- What you are asked to do -
Images are excluded; otherwise, output every record exactly.

Extracted data entries
>> Start
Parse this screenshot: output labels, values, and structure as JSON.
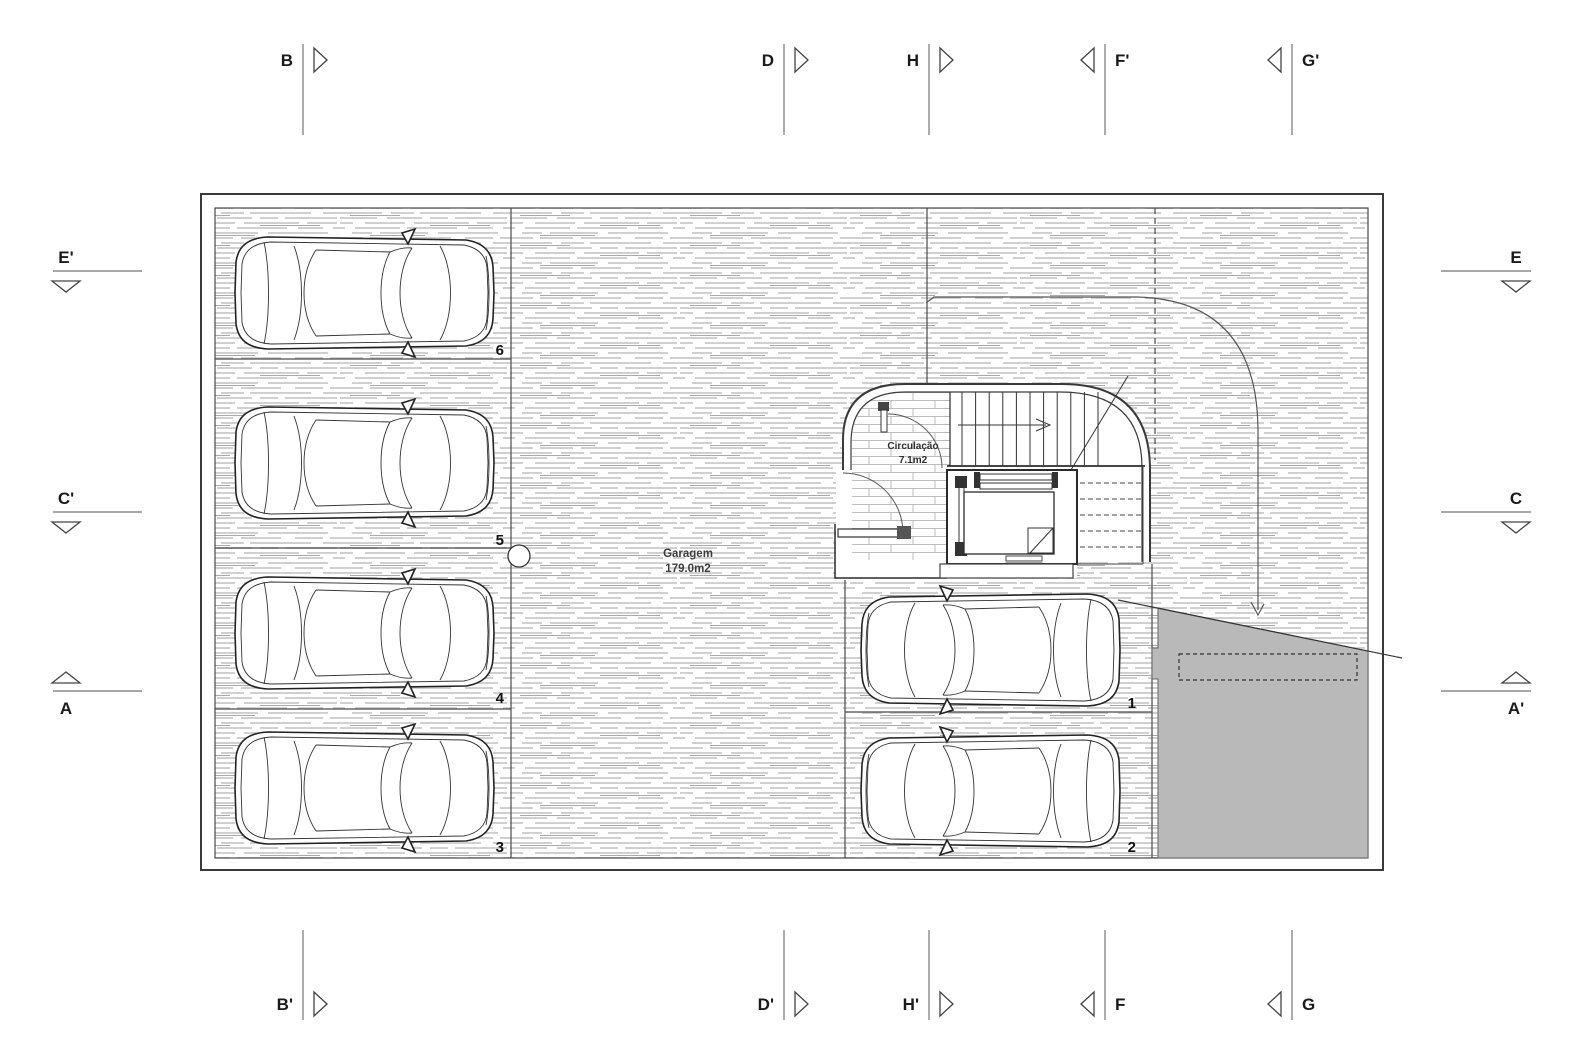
{
  "markers": {
    "top": [
      {
        "label": "B"
      },
      {
        "label": "D"
      },
      {
        "label": "H"
      },
      {
        "label": "F'"
      },
      {
        "label": "G'"
      }
    ],
    "bottom": [
      {
        "label": "B'"
      },
      {
        "label": "D'"
      },
      {
        "label": "H'"
      },
      {
        "label": "F"
      },
      {
        "label": "G"
      }
    ],
    "left": [
      {
        "label": "E'"
      },
      {
        "label": "C'"
      },
      {
        "label": "A"
      }
    ],
    "right": [
      {
        "label": "E"
      },
      {
        "label": "C"
      },
      {
        "label": "A'"
      }
    ]
  },
  "rooms": {
    "garage": {
      "name": "Garagem",
      "area": "179.0m2"
    },
    "circulation": {
      "name": "Circulação",
      "area": "7.1m2"
    }
  },
  "parking": {
    "spaces": [
      {
        "number": "1"
      },
      {
        "number": "2"
      },
      {
        "number": "3"
      },
      {
        "number": "4"
      },
      {
        "number": "5"
      },
      {
        "number": "6"
      }
    ]
  },
  "colors": {
    "text": "#1a1a1a",
    "wall": "#3a3a3a",
    "hatch_line": "#c9c9c9",
    "ramp_fill": "#b9b9b9",
    "marker_line": "#8a8a8a"
  }
}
>> End
- Final result -
Parse this screenshot: output labels, values, and structure as JSON.
{
  "markers": {
    "top": [
      {
        "label": "B"
      },
      {
        "label": "D"
      },
      {
        "label": "H"
      },
      {
        "label": "F'"
      },
      {
        "label": "G'"
      }
    ],
    "bottom": [
      {
        "label": "B'"
      },
      {
        "label": "D'"
      },
      {
        "label": "H'"
      },
      {
        "label": "F"
      },
      {
        "label": "G"
      }
    ],
    "left": [
      {
        "label": "E'"
      },
      {
        "label": "C'"
      },
      {
        "label": "A"
      }
    ],
    "right": [
      {
        "label": "E"
      },
      {
        "label": "C"
      },
      {
        "label": "A'"
      }
    ]
  },
  "rooms": {
    "garage": {
      "name": "Garagem",
      "area": "179.0m2"
    },
    "circulation": {
      "name": "Circulação",
      "area": "7.1m2"
    }
  },
  "parking": {
    "spaces": [
      {
        "number": "1"
      },
      {
        "number": "2"
      },
      {
        "number": "3"
      },
      {
        "number": "4"
      },
      {
        "number": "5"
      },
      {
        "number": "6"
      }
    ]
  },
  "colors": {
    "text": "#1a1a1a",
    "wall": "#3a3a3a",
    "hatch_line": "#c9c9c9",
    "ramp_fill": "#b9b9b9",
    "marker_line": "#8a8a8a"
  }
}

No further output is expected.